### WHAT YOU SHOULD DO
Give every line of the data again, unchanged, but with no pictures.

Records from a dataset
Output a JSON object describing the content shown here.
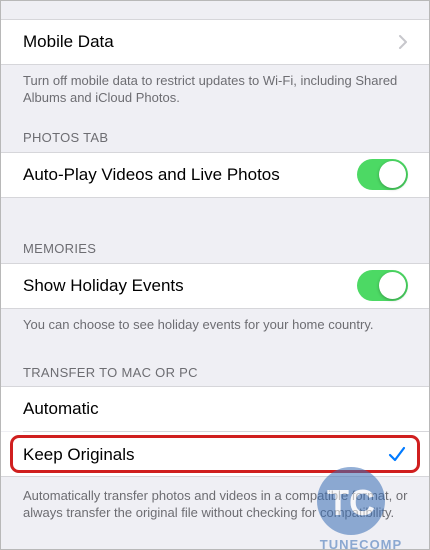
{
  "mobile_data": {
    "label": "Mobile Data",
    "footer": "Turn off mobile data to restrict updates to Wi-Fi, including Shared Albums and iCloud Photos."
  },
  "photos_tab": {
    "header": "PHOTOS TAB",
    "autoplay_label": "Auto-Play Videos and Live Photos",
    "autoplay_on": true
  },
  "memories": {
    "header": "MEMORIES",
    "holiday_label": "Show Holiday Events",
    "holiday_on": true,
    "footer": "You can choose to see holiday events for your home country."
  },
  "transfer": {
    "header": "TRANSFER TO MAC OR PC",
    "options": [
      {
        "label": "Automatic",
        "selected": false
      },
      {
        "label": "Keep Originals",
        "selected": true
      }
    ],
    "footer": "Automatically transfer photos and videos in a compatible format, or always transfer the original file without checking for compatibility."
  },
  "colors": {
    "toggle_on": "#4cd964",
    "checkmark": "#007aff",
    "highlight": "#d01f1f"
  },
  "watermark": {
    "text": "TUNECOMP",
    "logo_text": "TC"
  }
}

### THE RESPONSE
Output a JSON object describing the content shown here.
{
  "mobile_data": {
    "label": "Mobile Data",
    "footer": "Turn off mobile data to restrict updates to Wi-Fi, including Shared Albums and iCloud Photos."
  },
  "photos_tab": {
    "header": "PHOTOS TAB",
    "autoplay_label": "Auto-Play Videos and Live Photos",
    "autoplay_on": true
  },
  "memories": {
    "header": "MEMORIES",
    "holiday_label": "Show Holiday Events",
    "holiday_on": true,
    "footer": "You can choose to see holiday events for your home country."
  },
  "transfer": {
    "header": "TRANSFER TO MAC OR PC",
    "options": [
      {
        "label": "Automatic",
        "selected": false
      },
      {
        "label": "Keep Originals",
        "selected": true
      }
    ],
    "footer": "Automatically transfer photos and videos in a compatible format, or always transfer the original file without checking for compatibility."
  },
  "colors": {
    "toggle_on": "#4cd964",
    "checkmark": "#007aff",
    "highlight": "#d01f1f"
  },
  "watermark": {
    "text": "TUNECOMP",
    "logo_text": "TC"
  }
}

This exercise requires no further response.